> Set problem
Find how many lines contain the word "PANAMERICANA" and state that number alone.

[Stored records]
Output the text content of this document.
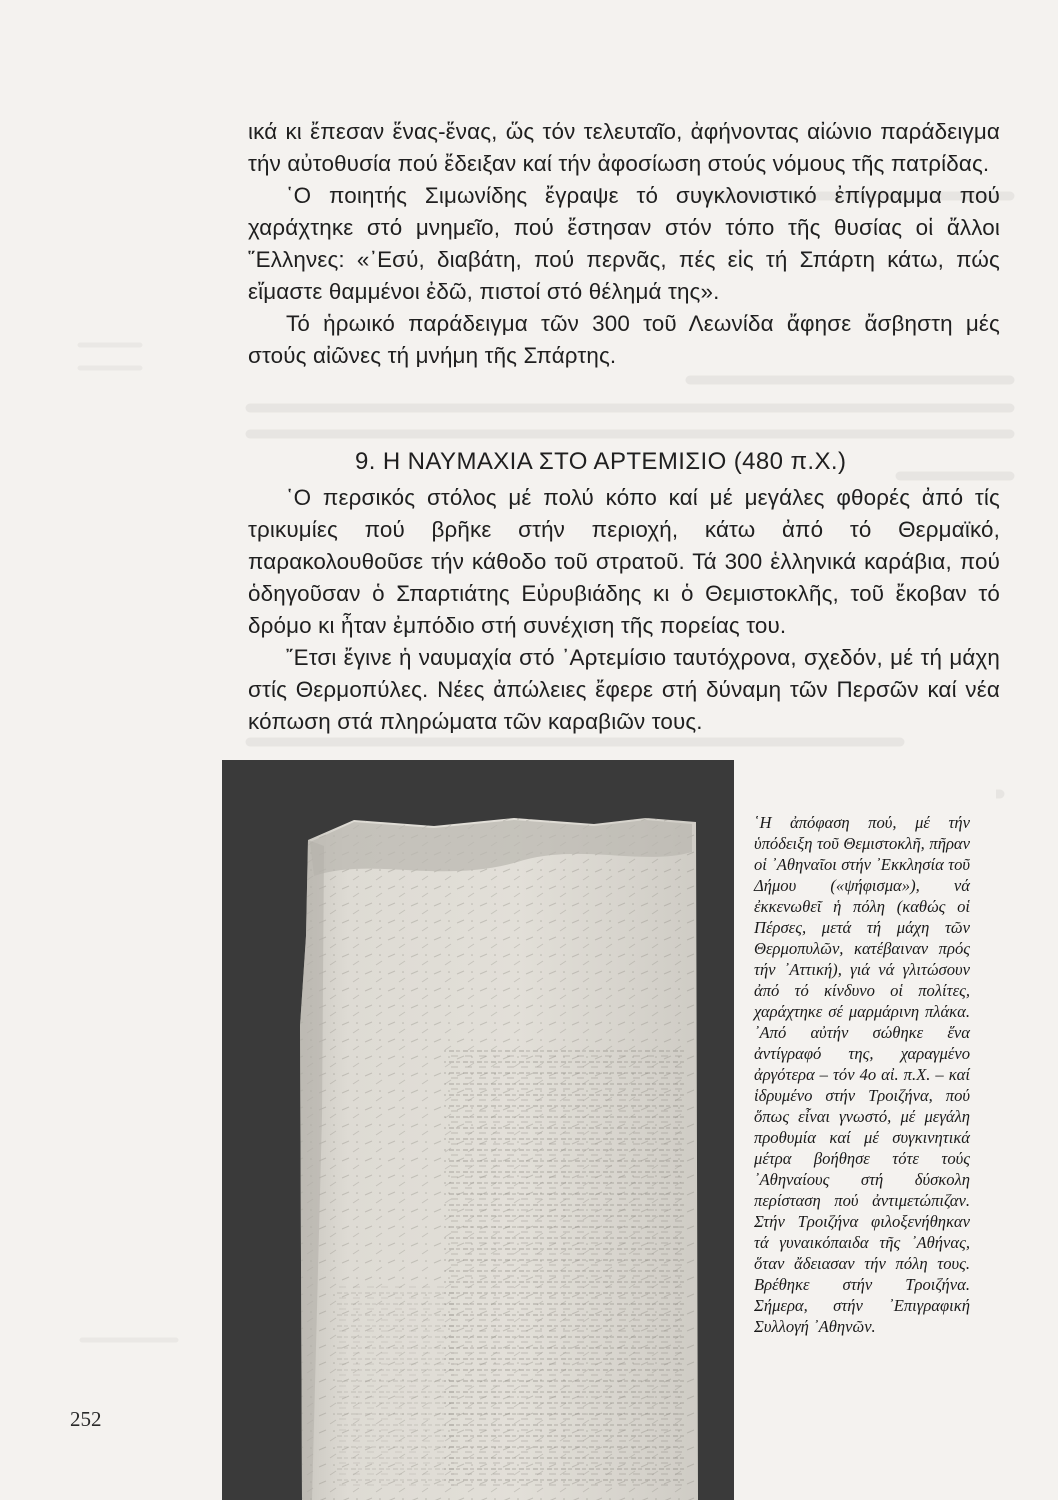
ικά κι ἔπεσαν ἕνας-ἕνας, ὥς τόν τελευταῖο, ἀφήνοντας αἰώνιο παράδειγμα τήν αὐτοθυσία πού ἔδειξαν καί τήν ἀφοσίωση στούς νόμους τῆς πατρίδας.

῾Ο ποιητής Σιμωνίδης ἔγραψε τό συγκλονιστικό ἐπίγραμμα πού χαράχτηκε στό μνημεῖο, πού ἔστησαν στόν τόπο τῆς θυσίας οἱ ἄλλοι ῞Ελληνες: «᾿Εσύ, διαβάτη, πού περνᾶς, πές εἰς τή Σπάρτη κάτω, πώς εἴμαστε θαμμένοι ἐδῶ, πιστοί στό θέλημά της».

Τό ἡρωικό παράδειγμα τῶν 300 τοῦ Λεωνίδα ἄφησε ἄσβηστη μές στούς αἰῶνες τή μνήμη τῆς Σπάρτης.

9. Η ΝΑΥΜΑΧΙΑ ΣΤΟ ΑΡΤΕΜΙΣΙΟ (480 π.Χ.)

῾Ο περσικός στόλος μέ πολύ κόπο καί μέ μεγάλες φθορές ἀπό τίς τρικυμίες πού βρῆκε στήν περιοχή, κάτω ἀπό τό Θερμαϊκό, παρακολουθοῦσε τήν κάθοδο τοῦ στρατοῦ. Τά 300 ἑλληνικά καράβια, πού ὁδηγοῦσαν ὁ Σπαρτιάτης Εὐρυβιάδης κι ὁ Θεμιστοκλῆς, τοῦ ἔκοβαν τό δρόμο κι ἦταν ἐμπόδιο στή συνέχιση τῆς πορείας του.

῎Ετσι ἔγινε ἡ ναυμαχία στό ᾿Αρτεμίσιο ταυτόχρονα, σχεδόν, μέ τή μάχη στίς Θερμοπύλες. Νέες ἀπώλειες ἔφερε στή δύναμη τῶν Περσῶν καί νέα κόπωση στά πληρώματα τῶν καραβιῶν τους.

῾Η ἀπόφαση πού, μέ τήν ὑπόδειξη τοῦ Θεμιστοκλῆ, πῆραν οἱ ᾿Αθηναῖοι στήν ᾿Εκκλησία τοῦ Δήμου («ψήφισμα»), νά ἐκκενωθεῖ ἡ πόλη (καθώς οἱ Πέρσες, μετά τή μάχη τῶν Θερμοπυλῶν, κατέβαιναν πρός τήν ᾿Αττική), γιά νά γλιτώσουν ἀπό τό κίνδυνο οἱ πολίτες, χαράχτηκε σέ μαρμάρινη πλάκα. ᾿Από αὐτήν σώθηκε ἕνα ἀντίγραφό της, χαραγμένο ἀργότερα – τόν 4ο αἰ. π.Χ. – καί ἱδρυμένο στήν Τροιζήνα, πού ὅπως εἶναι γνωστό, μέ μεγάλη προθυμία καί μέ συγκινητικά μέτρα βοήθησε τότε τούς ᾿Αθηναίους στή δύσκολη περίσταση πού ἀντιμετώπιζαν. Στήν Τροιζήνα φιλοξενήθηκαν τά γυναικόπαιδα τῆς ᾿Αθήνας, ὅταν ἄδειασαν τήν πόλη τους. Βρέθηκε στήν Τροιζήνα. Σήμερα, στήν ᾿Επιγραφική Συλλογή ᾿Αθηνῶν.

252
* * *
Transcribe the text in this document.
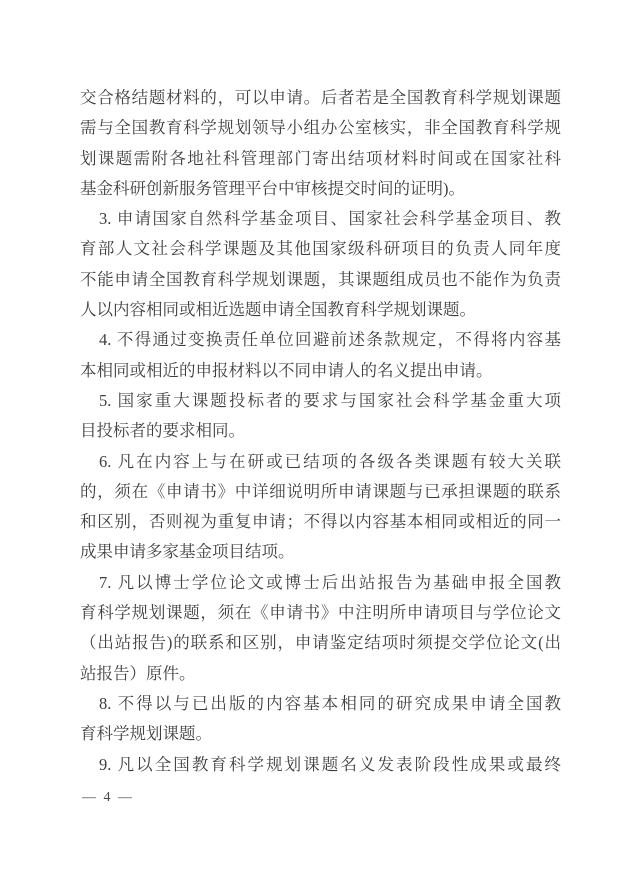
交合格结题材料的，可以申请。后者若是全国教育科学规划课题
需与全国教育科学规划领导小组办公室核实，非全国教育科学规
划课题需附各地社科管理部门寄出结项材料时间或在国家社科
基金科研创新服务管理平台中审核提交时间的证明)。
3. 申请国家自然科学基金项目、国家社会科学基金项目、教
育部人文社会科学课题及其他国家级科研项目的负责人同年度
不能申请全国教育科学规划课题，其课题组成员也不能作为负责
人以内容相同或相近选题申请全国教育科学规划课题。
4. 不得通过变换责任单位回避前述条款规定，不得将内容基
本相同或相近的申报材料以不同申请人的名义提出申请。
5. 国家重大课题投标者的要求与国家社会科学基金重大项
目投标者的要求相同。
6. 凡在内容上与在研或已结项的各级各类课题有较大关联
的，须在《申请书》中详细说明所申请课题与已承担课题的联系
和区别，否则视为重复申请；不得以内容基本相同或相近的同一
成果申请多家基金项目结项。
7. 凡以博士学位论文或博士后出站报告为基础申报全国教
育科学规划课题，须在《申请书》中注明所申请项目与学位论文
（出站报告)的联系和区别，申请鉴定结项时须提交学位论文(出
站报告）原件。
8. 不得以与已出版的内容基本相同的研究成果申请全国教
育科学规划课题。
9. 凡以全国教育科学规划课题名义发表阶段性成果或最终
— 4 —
==
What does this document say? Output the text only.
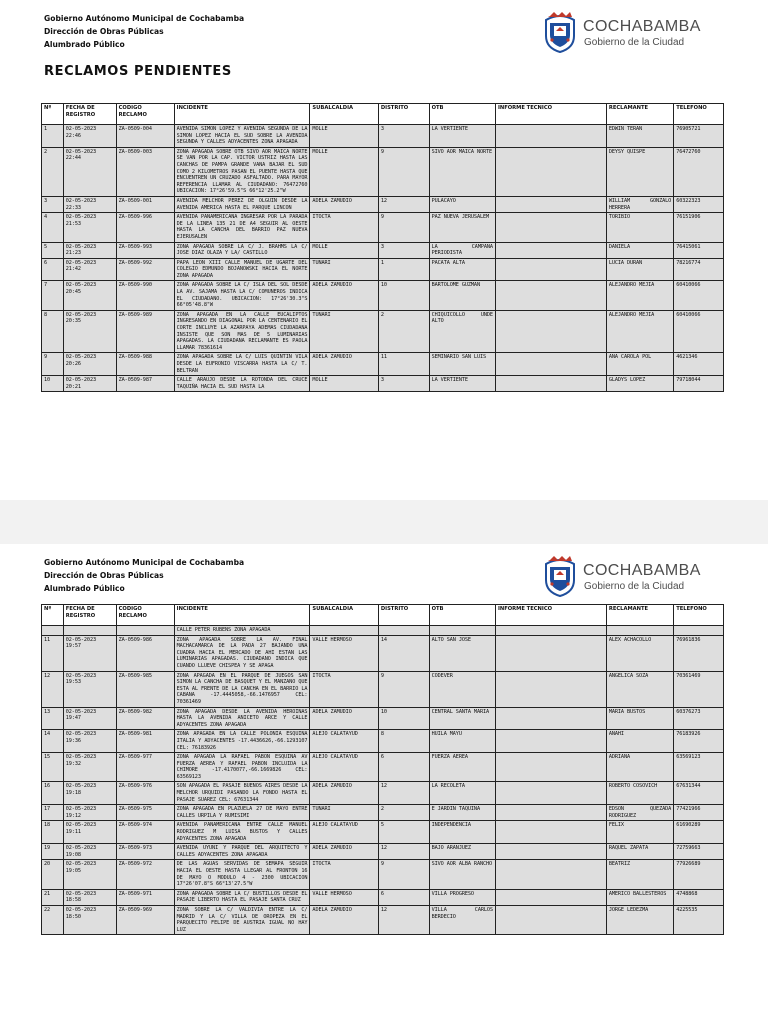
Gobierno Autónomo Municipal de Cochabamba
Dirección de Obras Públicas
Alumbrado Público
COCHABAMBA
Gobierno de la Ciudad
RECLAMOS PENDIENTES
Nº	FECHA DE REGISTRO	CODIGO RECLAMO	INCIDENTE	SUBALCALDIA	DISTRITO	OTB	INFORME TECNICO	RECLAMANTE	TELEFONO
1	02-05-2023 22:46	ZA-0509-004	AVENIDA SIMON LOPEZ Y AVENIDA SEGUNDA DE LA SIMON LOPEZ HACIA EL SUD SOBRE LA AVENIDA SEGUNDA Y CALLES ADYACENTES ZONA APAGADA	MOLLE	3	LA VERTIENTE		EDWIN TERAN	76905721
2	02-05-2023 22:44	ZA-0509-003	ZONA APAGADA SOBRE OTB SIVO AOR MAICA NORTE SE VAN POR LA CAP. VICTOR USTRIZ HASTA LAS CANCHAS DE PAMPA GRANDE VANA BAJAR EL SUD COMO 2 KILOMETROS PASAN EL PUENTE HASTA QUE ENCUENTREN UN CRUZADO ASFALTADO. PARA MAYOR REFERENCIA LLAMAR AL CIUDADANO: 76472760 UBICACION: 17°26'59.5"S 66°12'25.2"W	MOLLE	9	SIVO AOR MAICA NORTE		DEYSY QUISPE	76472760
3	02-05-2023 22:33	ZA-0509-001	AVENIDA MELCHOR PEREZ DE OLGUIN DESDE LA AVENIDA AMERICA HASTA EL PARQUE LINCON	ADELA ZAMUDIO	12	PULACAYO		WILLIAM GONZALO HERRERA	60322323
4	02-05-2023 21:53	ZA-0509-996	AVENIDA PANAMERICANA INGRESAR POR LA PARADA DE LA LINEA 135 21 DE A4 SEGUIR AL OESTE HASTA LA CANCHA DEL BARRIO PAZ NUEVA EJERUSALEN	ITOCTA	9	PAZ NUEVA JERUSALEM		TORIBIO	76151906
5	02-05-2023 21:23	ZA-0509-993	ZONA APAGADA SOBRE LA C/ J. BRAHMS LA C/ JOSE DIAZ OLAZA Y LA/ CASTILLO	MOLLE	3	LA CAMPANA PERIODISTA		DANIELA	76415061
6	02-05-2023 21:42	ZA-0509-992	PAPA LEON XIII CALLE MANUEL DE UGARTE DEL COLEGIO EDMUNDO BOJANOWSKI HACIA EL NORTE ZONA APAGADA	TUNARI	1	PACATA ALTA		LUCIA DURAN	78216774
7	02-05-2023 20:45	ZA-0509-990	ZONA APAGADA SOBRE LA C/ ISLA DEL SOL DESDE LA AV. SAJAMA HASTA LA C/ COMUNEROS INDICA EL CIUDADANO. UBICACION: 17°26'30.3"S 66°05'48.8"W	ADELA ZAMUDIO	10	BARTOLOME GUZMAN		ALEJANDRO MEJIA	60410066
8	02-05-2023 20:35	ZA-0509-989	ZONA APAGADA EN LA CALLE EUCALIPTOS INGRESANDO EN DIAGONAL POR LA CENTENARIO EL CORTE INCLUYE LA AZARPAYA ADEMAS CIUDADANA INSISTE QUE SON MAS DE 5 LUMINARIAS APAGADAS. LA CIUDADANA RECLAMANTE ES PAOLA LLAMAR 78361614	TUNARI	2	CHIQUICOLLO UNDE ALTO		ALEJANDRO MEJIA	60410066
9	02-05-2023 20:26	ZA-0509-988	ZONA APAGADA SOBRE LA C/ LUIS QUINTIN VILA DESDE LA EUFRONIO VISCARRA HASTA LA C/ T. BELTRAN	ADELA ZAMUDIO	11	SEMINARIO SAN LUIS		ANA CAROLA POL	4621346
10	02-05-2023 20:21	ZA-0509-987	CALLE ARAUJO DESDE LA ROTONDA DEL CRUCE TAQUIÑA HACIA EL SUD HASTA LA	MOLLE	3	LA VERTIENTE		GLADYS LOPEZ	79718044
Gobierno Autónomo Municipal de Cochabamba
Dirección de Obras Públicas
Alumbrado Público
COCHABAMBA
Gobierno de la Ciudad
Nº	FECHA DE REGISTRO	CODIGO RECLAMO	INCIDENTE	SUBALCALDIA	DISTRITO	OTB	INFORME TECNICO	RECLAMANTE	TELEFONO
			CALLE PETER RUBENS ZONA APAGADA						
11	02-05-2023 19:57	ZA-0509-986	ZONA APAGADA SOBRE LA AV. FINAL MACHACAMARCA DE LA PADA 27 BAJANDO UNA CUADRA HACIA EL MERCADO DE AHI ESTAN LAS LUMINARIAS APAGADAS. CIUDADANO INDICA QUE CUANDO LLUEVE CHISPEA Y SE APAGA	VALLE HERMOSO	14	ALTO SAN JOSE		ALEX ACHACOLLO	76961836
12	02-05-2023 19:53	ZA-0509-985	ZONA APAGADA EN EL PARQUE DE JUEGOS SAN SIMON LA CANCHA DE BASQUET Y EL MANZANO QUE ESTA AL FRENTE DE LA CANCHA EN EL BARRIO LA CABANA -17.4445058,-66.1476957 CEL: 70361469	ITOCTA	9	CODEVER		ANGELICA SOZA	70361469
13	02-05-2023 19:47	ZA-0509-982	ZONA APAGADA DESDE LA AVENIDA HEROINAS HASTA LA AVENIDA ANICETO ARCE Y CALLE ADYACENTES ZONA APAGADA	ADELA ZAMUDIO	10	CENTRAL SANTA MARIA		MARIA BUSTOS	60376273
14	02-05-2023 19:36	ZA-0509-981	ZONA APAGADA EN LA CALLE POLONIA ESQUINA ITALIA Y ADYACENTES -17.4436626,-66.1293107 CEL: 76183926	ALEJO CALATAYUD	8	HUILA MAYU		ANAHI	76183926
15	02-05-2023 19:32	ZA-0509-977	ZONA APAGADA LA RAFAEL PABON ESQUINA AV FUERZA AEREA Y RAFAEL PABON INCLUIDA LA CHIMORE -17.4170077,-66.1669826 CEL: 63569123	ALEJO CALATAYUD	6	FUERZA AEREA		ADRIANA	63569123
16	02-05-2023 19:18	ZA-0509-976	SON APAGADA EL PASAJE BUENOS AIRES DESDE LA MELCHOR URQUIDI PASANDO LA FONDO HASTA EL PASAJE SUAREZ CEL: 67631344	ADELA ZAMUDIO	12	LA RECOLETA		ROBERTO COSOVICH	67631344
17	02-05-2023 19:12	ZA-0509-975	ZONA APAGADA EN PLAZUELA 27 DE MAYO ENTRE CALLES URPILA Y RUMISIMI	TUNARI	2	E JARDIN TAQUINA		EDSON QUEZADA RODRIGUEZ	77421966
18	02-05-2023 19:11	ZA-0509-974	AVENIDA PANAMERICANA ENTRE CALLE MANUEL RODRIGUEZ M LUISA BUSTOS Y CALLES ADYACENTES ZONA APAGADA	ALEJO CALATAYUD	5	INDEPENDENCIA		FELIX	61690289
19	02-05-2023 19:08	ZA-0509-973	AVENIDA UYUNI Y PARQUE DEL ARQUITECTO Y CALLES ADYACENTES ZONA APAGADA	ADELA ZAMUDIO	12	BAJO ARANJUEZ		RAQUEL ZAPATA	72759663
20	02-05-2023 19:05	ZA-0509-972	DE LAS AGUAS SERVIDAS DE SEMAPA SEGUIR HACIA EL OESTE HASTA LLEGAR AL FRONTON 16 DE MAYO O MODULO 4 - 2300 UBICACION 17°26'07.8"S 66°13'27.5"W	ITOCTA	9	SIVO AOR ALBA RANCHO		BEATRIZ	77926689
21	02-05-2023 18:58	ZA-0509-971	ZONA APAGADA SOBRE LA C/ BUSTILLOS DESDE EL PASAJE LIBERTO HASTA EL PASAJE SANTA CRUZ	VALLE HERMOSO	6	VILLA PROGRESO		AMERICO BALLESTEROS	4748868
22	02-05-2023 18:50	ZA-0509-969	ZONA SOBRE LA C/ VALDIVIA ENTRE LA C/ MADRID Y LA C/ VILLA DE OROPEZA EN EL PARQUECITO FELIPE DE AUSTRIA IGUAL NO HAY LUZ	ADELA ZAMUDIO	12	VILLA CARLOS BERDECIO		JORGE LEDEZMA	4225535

> Full answer
2